>> START
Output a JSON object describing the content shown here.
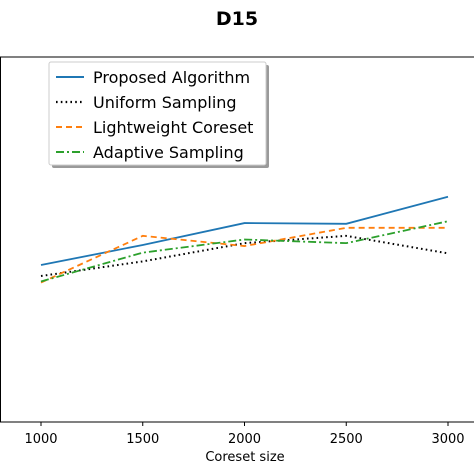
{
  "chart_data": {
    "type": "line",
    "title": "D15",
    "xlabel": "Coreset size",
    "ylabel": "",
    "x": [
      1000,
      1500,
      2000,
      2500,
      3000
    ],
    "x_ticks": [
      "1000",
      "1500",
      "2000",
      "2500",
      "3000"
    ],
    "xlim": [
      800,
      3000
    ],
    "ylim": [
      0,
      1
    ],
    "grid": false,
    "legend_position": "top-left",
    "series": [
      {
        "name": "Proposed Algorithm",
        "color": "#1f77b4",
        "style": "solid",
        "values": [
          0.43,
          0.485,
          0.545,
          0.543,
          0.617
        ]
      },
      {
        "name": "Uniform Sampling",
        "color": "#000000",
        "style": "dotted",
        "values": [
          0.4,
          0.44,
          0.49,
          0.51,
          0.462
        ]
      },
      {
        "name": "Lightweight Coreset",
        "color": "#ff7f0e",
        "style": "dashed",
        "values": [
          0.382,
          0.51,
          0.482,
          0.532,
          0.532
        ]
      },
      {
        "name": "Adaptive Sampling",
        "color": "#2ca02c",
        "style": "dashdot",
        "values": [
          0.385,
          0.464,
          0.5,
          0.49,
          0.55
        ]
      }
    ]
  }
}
>> END
▶ [Aim] The listing above needs to be output again exactly. Don't include the pictures.

▶ [Written reply]
Output a JSON object describing the content shown here.
{
  "chart_data": {
    "type": "line",
    "title": "D15",
    "xlabel": "Coreset size",
    "ylabel": "",
    "x": [
      1000,
      1500,
      2000,
      2500,
      3000
    ],
    "x_ticks": [
      "1000",
      "1500",
      "2000",
      "2500",
      "3000"
    ],
    "xlim": [
      800,
      3000
    ],
    "ylim": [
      0,
      1
    ],
    "grid": false,
    "legend_position": "top-left",
    "series": [
      {
        "name": "Proposed Algorithm",
        "color": "#1f77b4",
        "style": "solid",
        "values": [
          0.43,
          0.485,
          0.545,
          0.543,
          0.617
        ]
      },
      {
        "name": "Uniform Sampling",
        "color": "#000000",
        "style": "dotted",
        "values": [
          0.4,
          0.44,
          0.49,
          0.51,
          0.462
        ]
      },
      {
        "name": "Lightweight Coreset",
        "color": "#ff7f0e",
        "style": "dashed",
        "values": [
          0.382,
          0.51,
          0.482,
          0.532,
          0.532
        ]
      },
      {
        "name": "Adaptive Sampling",
        "color": "#2ca02c",
        "style": "dashdot",
        "values": [
          0.385,
          0.464,
          0.5,
          0.49,
          0.55
        ]
      }
    ]
  }
}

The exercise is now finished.